* What you are asked to do *
Where a line contains the word "readout", copy that line.

* Records supplied *

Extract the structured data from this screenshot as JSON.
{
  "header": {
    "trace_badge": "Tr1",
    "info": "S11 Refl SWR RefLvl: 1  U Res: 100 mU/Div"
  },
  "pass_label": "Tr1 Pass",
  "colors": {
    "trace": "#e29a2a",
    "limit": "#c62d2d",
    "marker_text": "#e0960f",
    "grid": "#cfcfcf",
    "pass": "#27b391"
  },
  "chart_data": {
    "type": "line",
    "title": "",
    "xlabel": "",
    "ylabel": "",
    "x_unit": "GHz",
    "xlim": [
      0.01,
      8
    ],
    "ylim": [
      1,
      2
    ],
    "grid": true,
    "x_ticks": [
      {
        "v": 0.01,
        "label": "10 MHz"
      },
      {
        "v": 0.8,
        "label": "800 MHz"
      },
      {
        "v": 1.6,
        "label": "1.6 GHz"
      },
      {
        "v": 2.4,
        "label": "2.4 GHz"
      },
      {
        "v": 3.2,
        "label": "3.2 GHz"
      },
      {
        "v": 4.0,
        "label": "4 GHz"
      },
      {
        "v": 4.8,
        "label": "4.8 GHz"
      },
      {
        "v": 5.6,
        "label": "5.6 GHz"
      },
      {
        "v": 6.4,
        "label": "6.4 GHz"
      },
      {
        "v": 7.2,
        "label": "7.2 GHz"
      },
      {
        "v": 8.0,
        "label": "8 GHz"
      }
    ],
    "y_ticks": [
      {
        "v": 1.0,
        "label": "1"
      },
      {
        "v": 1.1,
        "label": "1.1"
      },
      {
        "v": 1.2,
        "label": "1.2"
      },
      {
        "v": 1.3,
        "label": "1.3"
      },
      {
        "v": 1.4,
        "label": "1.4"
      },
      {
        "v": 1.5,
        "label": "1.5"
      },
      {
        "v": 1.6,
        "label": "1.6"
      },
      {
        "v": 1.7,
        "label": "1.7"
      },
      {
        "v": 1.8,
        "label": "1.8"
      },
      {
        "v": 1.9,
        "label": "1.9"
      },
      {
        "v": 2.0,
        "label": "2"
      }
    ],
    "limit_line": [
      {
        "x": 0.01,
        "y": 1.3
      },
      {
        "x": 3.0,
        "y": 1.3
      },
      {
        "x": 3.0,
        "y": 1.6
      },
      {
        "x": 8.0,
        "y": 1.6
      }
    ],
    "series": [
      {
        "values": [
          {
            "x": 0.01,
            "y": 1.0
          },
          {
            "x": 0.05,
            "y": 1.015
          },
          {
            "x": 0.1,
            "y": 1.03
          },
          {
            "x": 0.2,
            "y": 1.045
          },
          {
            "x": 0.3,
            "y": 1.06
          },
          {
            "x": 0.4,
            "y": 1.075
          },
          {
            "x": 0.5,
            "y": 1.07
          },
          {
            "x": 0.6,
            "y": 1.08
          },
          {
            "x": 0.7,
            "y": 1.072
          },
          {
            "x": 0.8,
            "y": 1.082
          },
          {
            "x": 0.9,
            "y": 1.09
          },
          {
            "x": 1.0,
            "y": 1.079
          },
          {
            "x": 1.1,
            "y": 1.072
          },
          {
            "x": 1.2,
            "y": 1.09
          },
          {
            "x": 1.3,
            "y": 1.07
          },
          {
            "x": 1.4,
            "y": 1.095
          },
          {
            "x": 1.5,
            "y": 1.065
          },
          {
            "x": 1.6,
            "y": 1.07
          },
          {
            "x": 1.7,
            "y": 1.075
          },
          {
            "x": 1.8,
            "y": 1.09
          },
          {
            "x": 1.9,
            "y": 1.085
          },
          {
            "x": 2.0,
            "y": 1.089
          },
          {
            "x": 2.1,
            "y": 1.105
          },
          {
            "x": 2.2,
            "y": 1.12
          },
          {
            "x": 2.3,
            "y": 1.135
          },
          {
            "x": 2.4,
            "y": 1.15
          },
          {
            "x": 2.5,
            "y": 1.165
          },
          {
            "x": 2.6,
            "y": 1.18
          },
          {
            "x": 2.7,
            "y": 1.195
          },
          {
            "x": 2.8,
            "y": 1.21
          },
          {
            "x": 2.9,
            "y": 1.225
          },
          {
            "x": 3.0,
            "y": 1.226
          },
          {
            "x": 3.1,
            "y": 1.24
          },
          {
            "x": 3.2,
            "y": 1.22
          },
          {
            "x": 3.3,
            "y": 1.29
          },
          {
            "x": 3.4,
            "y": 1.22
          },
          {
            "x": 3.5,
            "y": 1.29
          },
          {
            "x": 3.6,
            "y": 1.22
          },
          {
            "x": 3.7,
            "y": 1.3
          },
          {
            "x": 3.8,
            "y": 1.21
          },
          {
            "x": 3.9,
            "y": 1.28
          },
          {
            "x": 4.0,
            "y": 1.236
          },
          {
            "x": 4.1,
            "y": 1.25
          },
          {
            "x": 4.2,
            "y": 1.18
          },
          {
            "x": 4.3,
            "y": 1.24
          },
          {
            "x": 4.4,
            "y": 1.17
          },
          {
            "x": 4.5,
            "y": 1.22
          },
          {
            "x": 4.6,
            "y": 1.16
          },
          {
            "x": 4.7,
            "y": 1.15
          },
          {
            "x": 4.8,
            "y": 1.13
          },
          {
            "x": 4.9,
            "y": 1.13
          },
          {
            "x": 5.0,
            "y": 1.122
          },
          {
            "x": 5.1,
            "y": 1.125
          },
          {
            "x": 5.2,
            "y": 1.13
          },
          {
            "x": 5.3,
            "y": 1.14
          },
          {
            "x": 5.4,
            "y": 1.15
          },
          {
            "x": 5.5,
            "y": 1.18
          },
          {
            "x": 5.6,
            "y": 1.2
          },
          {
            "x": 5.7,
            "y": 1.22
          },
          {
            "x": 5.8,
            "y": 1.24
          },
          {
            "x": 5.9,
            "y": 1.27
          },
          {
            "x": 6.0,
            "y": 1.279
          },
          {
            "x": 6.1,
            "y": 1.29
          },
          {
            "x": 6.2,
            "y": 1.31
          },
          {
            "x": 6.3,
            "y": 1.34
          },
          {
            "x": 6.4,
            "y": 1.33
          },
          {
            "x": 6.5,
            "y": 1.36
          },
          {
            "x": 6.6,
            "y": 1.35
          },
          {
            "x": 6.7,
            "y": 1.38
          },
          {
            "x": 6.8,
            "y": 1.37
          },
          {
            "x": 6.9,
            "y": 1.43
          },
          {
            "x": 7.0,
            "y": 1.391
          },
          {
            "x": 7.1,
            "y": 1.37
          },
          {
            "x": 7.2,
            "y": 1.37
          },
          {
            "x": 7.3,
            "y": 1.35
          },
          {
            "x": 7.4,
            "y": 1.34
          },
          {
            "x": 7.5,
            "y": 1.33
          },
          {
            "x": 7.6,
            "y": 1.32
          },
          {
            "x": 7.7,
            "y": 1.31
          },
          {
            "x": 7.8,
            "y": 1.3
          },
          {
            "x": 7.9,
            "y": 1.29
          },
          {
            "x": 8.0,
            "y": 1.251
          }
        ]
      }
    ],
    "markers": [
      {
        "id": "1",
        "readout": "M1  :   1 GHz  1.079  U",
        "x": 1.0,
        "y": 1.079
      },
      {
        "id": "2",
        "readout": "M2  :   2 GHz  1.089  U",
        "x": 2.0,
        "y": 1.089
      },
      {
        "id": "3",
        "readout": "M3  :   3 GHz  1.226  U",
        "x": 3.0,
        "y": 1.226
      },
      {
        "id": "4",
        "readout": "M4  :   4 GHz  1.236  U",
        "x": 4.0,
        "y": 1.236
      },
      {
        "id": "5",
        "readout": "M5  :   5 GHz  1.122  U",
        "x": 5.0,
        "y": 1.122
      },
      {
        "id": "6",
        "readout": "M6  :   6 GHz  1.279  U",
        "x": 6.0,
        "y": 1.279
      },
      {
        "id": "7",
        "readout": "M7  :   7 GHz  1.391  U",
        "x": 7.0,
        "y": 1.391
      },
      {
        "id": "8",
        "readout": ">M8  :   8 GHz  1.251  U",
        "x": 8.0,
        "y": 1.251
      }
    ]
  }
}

* Exercise answer *
        "readout": "M1  :   1 GHz  1.079  U",
        "readout": "M2  :   2 GHz  1.089  U",
        "readout": "M3  :   3 GHz  1.226  U",
        "readout": "M4  :   4 GHz  1.236  U",
        "readout": "M5  :   5 GHz  1.122  U",
        "readout": "M6  :   6 GHz  1.279  U",
        "readout": "M7  :   7 GHz  1.391  U",
        "readout": ">M8  :   8 GHz  1.251  U",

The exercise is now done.